■ **DATA TO PROCESS**:
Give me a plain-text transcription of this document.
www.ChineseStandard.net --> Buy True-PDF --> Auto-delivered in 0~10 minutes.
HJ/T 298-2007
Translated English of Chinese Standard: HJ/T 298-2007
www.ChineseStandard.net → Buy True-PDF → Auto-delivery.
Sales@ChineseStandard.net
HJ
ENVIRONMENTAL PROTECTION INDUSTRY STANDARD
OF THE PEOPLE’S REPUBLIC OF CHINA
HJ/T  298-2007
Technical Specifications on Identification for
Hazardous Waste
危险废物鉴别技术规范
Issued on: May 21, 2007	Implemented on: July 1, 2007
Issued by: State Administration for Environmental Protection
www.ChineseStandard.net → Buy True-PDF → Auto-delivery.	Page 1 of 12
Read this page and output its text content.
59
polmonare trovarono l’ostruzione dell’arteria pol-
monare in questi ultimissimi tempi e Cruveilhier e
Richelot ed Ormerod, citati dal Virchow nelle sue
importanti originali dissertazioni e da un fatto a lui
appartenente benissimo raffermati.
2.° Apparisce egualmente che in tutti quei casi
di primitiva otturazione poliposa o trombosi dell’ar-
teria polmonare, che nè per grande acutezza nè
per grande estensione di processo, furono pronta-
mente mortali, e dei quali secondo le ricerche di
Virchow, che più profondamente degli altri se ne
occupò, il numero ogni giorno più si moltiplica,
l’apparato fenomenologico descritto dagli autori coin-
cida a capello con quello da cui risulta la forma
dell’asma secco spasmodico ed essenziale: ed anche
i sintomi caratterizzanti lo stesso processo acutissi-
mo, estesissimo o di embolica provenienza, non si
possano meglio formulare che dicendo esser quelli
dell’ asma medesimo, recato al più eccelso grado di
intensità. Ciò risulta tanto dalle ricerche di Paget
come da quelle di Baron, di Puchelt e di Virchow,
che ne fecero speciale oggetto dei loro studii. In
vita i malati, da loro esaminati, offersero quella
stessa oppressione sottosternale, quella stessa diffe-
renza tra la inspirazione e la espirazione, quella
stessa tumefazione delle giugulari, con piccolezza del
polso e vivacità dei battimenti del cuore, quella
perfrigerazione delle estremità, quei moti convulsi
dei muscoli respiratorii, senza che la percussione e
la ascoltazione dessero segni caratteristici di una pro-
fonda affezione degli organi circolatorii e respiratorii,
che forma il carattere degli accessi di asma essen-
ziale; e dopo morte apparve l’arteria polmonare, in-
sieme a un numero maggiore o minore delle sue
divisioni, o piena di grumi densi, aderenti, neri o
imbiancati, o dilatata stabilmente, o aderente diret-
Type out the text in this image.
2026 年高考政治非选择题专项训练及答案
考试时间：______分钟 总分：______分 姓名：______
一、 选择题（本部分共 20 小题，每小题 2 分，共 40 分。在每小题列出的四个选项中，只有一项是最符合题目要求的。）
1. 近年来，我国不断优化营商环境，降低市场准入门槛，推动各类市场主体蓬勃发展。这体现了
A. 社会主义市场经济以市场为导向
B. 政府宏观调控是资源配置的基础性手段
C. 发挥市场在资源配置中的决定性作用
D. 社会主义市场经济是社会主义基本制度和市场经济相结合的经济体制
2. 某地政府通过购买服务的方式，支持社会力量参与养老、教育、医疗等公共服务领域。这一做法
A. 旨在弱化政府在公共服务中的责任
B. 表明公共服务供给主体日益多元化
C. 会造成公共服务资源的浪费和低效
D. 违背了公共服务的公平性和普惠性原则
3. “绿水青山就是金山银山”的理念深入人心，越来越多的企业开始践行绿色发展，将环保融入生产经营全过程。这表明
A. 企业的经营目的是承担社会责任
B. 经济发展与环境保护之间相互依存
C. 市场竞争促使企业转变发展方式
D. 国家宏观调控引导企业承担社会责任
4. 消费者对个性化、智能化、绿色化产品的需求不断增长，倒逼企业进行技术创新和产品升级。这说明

■ **GIVEN REQUEST**:
Go through the data and return every record exactly.

■ **COMPLETED EXERCISE**:
Give me a plain-text transcription of this document.
www.ChineseStandard.net --> Buy True-PDF --> Auto-delivered in 0~10 minutes.
HJ/T 298-2007
Translated English of Chinese Standard: HJ/T 298-2007
www.ChineseStandard.net → Buy True-PDF → Auto-delivery.
Sales@ChineseStandard.net
HJ
ENVIRONMENTAL PROTECTION INDUSTRY STANDARD
OF THE PEOPLE’S REPUBLIC OF CHINA
HJ/T  298-2007
Technical Specifications on Identification for
Hazardous Waste
危险废物鉴别技术规范
Issued on: May 21, 2007	Implemented on: July 1, 2007
Issued by: State Administration for Environmental Protection
www.ChineseStandard.net → Buy True-PDF → Auto-delivery.	Page 1 of 12
Read this page and output its text content.
59
polmonare trovarono l’ostruzione dell’arteria pol-
monare in questi ultimissimi tempi e Cruveilhier e
Richelot ed Ormerod, citati dal Virchow nelle sue
importanti originali dissertazioni e da un fatto a lui
appartenente benissimo raffermati.
2.° Apparisce egualmente che in tutti quei casi
di primitiva otturazione poliposa o trombosi dell’ar-
teria polmonare, che nè per grande acutezza nè
per grande estensione di processo, furono pronta-
mente mortali, e dei quali secondo le ricerche di
Virchow, che più profondamente degli altri se ne
occupò, il numero ogni giorno più si moltiplica,
l’apparato fenomenologico descritto dagli autori coin-
cida a capello con quello da cui risulta la forma
dell’asma secco spasmodico ed essenziale: ed anche
i sintomi caratterizzanti lo stesso processo acutissi-
mo, estesissimo o di embolica provenienza, non si
possano meglio formulare che dicendo esser quelli
dell’ asma medesimo, recato al più eccelso grado di
intensità. Ciò risulta tanto dalle ricerche di Paget
come da quelle di Baron, di Puchelt e di Virchow,
che ne fecero speciale oggetto dei loro studii. In
vita i malati, da loro esaminati, offersero quella
stessa oppressione sottosternale, quella stessa diffe-
renza tra la inspirazione e la espirazione, quella
stessa tumefazione delle giugulari, con piccolezza del
polso e vivacità dei battimenti del cuore, quella
perfrigerazione delle estremità, quei moti convulsi
dei muscoli respiratorii, senza che la percussione e
la ascoltazione dessero segni caratteristici di una pro-
fonda affezione degli organi circolatorii e respiratorii,
che forma il carattere degli accessi di asma essen-
ziale; e dopo morte apparve l’arteria polmonare, in-
sieme a un numero maggiore o minore delle sue
divisioni, o piena di grumi densi, aderenti, neri o
imbiancati, o dilatata stabilmente, o aderente diret-
Type out the text in this image.
2026 年高考政治非选择题专项训练及答案
考试时间：______分钟 总分：______分 姓名：______
一、 选择题（本部分共 20 小题，每小题 2 分，共 40 分。在每小题列出的四个选项中，只有一项是最符合题目要求的。）
1. 近年来，我国不断优化营商环境，降低市场准入门槛，推动各类市场主体蓬勃发展。这体现了
A. 社会主义市场经济以市场为导向
B. 政府宏观调控是资源配置的基础性手段
C. 发挥市场在资源配置中的决定性作用
D. 社会主义市场经济是社会主义基本制度和市场经济相结合的经济体制
2. 某地政府通过购买服务的方式，支持社会力量参与养老、教育、医疗等公共服务领域。这一做法
A. 旨在弱化政府在公共服务中的责任
B. 表明公共服务供给主体日益多元化
C. 会造成公共服务资源的浪费和低效
D. 违背了公共服务的公平性和普惠性原则
3. “绿水青山就是金山银山”的理念深入人心，越来越多的企业开始践行绿色发展，将环保融入生产经营全过程。这表明
A. 企业的经营目的是承担社会责任
B. 经济发展与环境保护之间相互依存
C. 市场竞争促使企业转变发展方式
D. 国家宏观调控引导企业承担社会责任
4. 消费者对个性化、智能化、绿色化产品的需求不断增长，倒逼企业进行技术创新和产品升级。这说明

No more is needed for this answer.